_Instructions for the task:_ Provide only the number of lines in the records below that include "Julian".

_Input data:_
§ §

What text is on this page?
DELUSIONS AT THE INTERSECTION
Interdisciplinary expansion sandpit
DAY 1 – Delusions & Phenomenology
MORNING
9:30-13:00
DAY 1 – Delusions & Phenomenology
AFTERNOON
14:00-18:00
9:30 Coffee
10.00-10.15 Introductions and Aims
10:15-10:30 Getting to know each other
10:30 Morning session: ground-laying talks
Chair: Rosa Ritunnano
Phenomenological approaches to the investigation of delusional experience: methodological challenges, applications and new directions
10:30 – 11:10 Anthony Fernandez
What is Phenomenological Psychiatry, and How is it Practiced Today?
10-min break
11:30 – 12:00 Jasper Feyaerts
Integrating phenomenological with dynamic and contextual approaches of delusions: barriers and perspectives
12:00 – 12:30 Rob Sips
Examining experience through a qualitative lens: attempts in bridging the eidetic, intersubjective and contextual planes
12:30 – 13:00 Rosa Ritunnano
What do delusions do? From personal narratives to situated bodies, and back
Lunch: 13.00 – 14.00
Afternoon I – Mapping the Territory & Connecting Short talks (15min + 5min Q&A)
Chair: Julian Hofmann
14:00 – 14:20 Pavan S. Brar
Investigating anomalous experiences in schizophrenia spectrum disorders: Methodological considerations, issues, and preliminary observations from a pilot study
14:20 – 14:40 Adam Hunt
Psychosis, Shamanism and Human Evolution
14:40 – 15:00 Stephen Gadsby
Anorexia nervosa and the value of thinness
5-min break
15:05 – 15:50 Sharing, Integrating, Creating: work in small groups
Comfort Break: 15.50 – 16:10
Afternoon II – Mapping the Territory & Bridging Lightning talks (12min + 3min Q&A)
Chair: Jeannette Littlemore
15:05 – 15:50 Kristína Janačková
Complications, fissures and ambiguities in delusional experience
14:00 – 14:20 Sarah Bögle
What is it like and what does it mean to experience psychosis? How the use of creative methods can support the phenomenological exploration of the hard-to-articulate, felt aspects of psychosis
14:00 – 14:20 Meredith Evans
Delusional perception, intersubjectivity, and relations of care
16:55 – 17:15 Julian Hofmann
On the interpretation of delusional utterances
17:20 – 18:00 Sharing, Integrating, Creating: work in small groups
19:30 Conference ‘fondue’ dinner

§ §

_Response to this exercise:_ 2